[Data listing]
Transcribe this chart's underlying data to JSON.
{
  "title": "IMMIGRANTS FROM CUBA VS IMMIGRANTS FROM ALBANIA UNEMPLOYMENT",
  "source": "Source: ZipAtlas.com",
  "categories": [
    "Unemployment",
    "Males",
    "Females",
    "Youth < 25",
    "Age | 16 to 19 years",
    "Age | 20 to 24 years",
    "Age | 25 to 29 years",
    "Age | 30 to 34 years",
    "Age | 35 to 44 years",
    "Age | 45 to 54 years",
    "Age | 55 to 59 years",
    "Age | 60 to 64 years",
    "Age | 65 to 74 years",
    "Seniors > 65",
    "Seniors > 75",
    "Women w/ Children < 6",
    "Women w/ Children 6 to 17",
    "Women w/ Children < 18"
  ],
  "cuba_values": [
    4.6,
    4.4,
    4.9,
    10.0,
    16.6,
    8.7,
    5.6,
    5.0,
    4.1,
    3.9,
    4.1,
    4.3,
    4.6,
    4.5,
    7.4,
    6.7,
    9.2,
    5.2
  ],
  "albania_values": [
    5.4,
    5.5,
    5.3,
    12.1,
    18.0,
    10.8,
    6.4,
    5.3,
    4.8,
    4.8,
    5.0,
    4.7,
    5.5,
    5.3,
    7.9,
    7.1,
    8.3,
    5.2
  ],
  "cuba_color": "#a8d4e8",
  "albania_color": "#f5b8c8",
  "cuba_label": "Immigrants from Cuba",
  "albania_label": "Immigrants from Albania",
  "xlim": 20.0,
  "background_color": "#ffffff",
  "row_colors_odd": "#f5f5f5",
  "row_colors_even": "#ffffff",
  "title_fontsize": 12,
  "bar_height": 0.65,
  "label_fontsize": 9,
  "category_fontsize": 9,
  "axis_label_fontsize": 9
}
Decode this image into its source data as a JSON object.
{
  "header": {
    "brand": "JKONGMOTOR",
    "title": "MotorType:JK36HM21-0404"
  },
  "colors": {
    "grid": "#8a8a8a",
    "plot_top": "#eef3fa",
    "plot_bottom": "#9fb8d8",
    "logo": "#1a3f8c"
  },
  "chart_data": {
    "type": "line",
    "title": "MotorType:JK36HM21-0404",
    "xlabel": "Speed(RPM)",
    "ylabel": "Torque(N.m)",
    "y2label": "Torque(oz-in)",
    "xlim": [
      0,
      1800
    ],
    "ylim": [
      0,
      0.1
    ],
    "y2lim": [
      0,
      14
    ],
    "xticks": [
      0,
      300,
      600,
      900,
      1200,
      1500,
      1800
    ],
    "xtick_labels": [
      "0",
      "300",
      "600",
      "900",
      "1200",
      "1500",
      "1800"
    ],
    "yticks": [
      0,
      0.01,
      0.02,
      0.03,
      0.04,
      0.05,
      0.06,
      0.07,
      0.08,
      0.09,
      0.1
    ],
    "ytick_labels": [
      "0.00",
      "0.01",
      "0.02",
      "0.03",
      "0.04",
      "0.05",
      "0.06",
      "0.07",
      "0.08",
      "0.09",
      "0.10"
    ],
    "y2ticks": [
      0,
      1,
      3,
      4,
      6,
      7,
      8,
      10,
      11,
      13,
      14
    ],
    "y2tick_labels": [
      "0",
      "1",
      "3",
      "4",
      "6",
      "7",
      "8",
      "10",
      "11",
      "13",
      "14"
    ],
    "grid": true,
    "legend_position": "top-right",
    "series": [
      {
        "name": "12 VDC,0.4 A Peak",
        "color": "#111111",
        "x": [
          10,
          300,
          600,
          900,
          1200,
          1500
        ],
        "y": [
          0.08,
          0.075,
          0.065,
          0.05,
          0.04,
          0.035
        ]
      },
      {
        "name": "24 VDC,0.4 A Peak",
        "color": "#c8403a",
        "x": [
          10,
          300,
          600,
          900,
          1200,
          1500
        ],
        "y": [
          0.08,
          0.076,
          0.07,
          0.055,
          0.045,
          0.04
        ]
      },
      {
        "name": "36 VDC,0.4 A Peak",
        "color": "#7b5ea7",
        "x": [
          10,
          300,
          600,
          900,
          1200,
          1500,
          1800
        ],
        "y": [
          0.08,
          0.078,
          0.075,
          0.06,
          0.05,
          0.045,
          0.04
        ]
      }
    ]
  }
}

> What is needed: Write each line above out exactly.

> The solution:
Transcribe this chart's underlying data to JSON.
{
  "title": "IMMIGRANTS FROM CUBA VS IMMIGRANTS FROM ALBANIA UNEMPLOYMENT",
  "source": "Source: ZipAtlas.com",
  "categories": [
    "Unemployment",
    "Males",
    "Females",
    "Youth < 25",
    "Age | 16 to 19 years",
    "Age | 20 to 24 years",
    "Age | 25 to 29 years",
    "Age | 30 to 34 years",
    "Age | 35 to 44 years",
    "Age | 45 to 54 years",
    "Age | 55 to 59 years",
    "Age | 60 to 64 years",
    "Age | 65 to 74 years",
    "Seniors > 65",
    "Seniors > 75",
    "Women w/ Children < 6",
    "Women w/ Children 6 to 17",
    "Women w/ Children < 18"
  ],
  "cuba_values": [
    4.6,
    4.4,
    4.9,
    10.0,
    16.6,
    8.7,
    5.6,
    5.0,
    4.1,
    3.9,
    4.1,
    4.3,
    4.6,
    4.5,
    7.4,
    6.7,
    9.2,
    5.2
  ],
  "albania_values": [
    5.4,
    5.5,
    5.3,
    12.1,
    18.0,
    10.8,
    6.4,
    5.3,
    4.8,
    4.8,
    5.0,
    4.7,
    5.5,
    5.3,
    7.9,
    7.1,
    8.3,
    5.2
  ],
  "cuba_color": "#a8d4e8",
  "albania_color": "#f5b8c8",
  "cuba_label": "Immigrants from Cuba",
  "albania_label": "Immigrants from Albania",
  "xlim": 20.0,
  "background_color": "#ffffff",
  "row_colors_odd": "#f5f5f5",
  "row_colors_even": "#ffffff",
  "title_fontsize": 12,
  "bar_height": 0.65,
  "label_fontsize": 9,
  "category_fontsize": 9,
  "axis_label_fontsize": 9
}
Decode this image into its source data as a JSON object.
{
  "header": {
    "brand": "JKONGMOTOR",
    "title": "MotorType:JK36HM21-0404"
  },
  "colors": {
    "grid": "#8a8a8a",
    "plot_top": "#eef3fa",
    "plot_bottom": "#9fb8d8",
    "logo": "#1a3f8c"
  },
  "chart_data": {
    "type": "line",
    "title": "MotorType:JK36HM21-0404",
    "xlabel": "Speed(RPM)",
    "ylabel": "Torque(N.m)",
    "y2label": "Torque(oz-in)",
    "xlim": [
      0,
      1800
    ],
    "ylim": [
      0,
      0.1
    ],
    "y2lim": [
      0,
      14
    ],
    "xticks": [
      0,
      300,
      600,
      900,
      1200,
      1500,
      1800
    ],
    "xtick_labels": [
      "0",
      "300",
      "600",
      "900",
      "1200",
      "1500",
      "1800"
    ],
    "yticks": [
      0,
      0.01,
      0.02,
      0.03,
      0.04,
      0.05,
      0.06,
      0.07,
      0.08,
      0.09,
      0.1
    ],
    "ytick_labels": [
      "0.00",
      "0.01",
      "0.02",
      "0.03",
      "0.04",
      "0.05",
      "0.06",
      "0.07",
      "0.08",
      "0.09",
      "0.10"
    ],
    "y2ticks": [
      0,
      1,
      3,
      4,
      6,
      7,
      8,
      10,
      11,
      13,
      14
    ],
    "y2tick_labels": [
      "0",
      "1",
      "3",
      "4",
      "6",
      "7",
      "8",
      "10",
      "11",
      "13",
      "14"
    ],
    "grid": true,
    "legend_position": "top-right",
    "series": [
      {
        "name": "12 VDC,0.4 A Peak",
        "color": "#111111",
        "x": [
          10,
          300,
          600,
          900,
          1200,
          1500
        ],
        "y": [
          0.08,
          0.075,
          0.065,
          0.05,
          0.04,
          0.035
        ]
      },
      {
        "name": "24 VDC,0.4 A Peak",
        "color": "#c8403a",
        "x": [
          10,
          300,
          600,
          900,
          1200,
          1500
        ],
        "y": [
          0.08,
          0.076,
          0.07,
          0.055,
          0.045,
          0.04
        ]
      },
      {
        "name": "36 VDC,0.4 A Peak",
        "color": "#7b5ea7",
        "x": [
          10,
          300,
          600,
          900,
          1200,
          1500,
          1800
        ],
        "y": [
          0.08,
          0.078,
          0.075,
          0.06,
          0.05,
          0.045,
          0.04
        ]
      }
    ]
  }
}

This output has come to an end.